__Exercise task__. Reproduce the records below exactly as given.

__Source material__.

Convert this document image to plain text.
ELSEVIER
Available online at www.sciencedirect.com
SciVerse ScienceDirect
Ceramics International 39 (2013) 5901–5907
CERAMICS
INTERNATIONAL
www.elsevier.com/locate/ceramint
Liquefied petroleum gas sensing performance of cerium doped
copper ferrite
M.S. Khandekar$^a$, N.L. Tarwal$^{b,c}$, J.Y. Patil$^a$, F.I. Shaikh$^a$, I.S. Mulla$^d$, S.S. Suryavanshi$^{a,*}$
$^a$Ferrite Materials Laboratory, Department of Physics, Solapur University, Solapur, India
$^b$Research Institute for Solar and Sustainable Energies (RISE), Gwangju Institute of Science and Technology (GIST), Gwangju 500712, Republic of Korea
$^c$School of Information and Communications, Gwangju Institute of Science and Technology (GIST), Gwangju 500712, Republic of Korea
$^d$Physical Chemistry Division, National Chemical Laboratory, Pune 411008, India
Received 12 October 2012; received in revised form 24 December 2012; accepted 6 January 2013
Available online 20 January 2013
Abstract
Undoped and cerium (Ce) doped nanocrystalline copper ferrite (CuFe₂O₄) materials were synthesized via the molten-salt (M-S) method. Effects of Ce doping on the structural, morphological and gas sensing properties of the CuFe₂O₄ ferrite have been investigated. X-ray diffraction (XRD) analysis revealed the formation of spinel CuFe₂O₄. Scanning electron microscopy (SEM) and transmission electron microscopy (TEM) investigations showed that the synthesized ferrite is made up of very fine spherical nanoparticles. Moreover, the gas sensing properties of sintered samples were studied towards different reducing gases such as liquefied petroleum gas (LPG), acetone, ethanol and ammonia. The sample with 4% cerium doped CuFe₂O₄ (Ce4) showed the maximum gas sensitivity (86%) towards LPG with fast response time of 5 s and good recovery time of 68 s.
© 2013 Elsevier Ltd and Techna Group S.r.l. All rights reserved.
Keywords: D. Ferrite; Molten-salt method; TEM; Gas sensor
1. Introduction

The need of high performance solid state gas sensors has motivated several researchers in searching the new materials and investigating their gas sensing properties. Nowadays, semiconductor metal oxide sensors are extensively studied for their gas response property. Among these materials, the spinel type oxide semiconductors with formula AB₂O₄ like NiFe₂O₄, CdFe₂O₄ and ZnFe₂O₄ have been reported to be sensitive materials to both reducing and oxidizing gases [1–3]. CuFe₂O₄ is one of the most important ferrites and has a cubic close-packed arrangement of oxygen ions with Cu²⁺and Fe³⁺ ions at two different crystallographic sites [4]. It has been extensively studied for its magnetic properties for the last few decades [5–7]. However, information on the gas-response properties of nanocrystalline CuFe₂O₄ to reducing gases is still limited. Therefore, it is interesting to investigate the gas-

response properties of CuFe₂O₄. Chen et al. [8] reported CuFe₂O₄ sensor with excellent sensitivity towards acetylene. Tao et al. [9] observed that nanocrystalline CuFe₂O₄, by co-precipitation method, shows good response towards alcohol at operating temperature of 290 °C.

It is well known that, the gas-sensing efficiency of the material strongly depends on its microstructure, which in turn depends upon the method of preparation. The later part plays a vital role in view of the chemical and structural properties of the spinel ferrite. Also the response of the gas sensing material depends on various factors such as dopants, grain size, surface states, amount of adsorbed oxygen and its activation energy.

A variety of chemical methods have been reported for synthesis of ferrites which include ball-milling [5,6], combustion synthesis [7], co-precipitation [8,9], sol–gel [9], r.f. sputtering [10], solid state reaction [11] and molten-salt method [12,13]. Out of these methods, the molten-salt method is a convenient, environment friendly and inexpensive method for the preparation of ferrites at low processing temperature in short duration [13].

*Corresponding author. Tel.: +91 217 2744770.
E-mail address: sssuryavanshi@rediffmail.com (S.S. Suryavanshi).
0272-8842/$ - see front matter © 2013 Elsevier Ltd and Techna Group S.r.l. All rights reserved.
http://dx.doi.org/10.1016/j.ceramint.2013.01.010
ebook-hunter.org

__Output for this exercise__.
Convert this document image to plain text.
ELSEVIER
Available online at www.sciencedirect.com
SciVerse ScienceDirect
Ceramics International 39 (2013) 5901–5907
CERAMICS
INTERNATIONAL
www.elsevier.com/locate/ceramint
Liquefied petroleum gas sensing performance of cerium doped
copper ferrite
M.S. Khandekar$^a$, N.L. Tarwal$^{b,c}$, J.Y. Patil$^a$, F.I. Shaikh$^a$, I.S. Mulla$^d$, S.S. Suryavanshi$^{a,*}$
$^a$Ferrite Materials Laboratory, Department of Physics, Solapur University, Solapur, India
$^b$Research Institute for Solar and Sustainable Energies (RISE), Gwangju Institute of Science and Technology (GIST), Gwangju 500712, Republic of Korea
$^c$School of Information and Communications, Gwangju Institute of Science and Technology (GIST), Gwangju 500712, Republic of Korea
$^d$Physical Chemistry Division, National Chemical Laboratory, Pune 411008, India
Received 12 October 2012; received in revised form 24 December 2012; accepted 6 January 2013
Available online 20 January 2013
Abstract
Undoped and cerium (Ce) doped nanocrystalline copper ferrite (CuFe₂O₄) materials were synthesized via the molten-salt (M-S) method. Effects of Ce doping on the structural, morphological and gas sensing properties of the CuFe₂O₄ ferrite have been investigated. X-ray diffraction (XRD) analysis revealed the formation of spinel CuFe₂O₄. Scanning electron microscopy (SEM) and transmission electron microscopy (TEM) investigations showed that the synthesized ferrite is made up of very fine spherical nanoparticles. Moreover, the gas sensing properties of sintered samples were studied towards different reducing gases such as liquefied petroleum gas (LPG), acetone, ethanol and ammonia. The sample with 4% cerium doped CuFe₂O₄ (Ce4) showed the maximum gas sensitivity (86%) towards LPG with fast response time of 5 s and good recovery time of 68 s.
© 2013 Elsevier Ltd and Techna Group S.r.l. All rights reserved.
Keywords: D. Ferrite; Molten-salt method; TEM; Gas sensor
1. Introduction

The need of high performance solid state gas sensors has motivated several researchers in searching the new materials and investigating their gas sensing properties. Nowadays, semiconductor metal oxide sensors are extensively studied for their gas response property. Among these materials, the spinel type oxide semiconductors with formula AB₂O₄ like NiFe₂O₄, CdFe₂O₄ and ZnFe₂O₄ have been reported to be sensitive materials to both reducing and oxidizing gases [1–3]. CuFe₂O₄ is one of the most important ferrites and has a cubic close-packed arrangement of oxygen ions with Cu²⁺and Fe³⁺ ions at two different crystallographic sites [4]. It has been extensively studied for its magnetic properties for the last few decades [5–7]. However, information on the gas-response properties of nanocrystalline CuFe₂O₄ to reducing gases is still limited. Therefore, it is interesting to investigate the gas-

response properties of CuFe₂O₄. Chen et al. [8] reported CuFe₂O₄ sensor with excellent sensitivity towards acetylene. Tao et al. [9] observed that nanocrystalline CuFe₂O₄, by co-precipitation method, shows good response towards alcohol at operating temperature of 290 °C.

It is well known that, the gas-sensing efficiency of the material strongly depends on its microstructure, which in turn depends upon the method of preparation. The later part plays a vital role in view of the chemical and structural properties of the spinel ferrite. Also the response of the gas sensing material depends on various factors such as dopants, grain size, surface states, amount of adsorbed oxygen and its activation energy.

A variety of chemical methods have been reported for synthesis of ferrites which include ball-milling [5,6], combustion synthesis [7], co-precipitation [8,9], sol–gel [9], r.f. sputtering [10], solid state reaction [11] and molten-salt method [12,13]. Out of these methods, the molten-salt method is a convenient, environment friendly and inexpensive method for the preparation of ferrites at low processing temperature in short duration [13].

*Corresponding author. Tel.: +91 217 2744770.
E-mail address: sssuryavanshi@rediffmail.com (S.S. Suryavanshi).
0272-8842/$ - see front matter © 2013 Elsevier Ltd and Techna Group S.r.l. All rights reserved.
http://dx.doi.org/10.1016/j.ceramint.2013.01.010
ebook-hunter.org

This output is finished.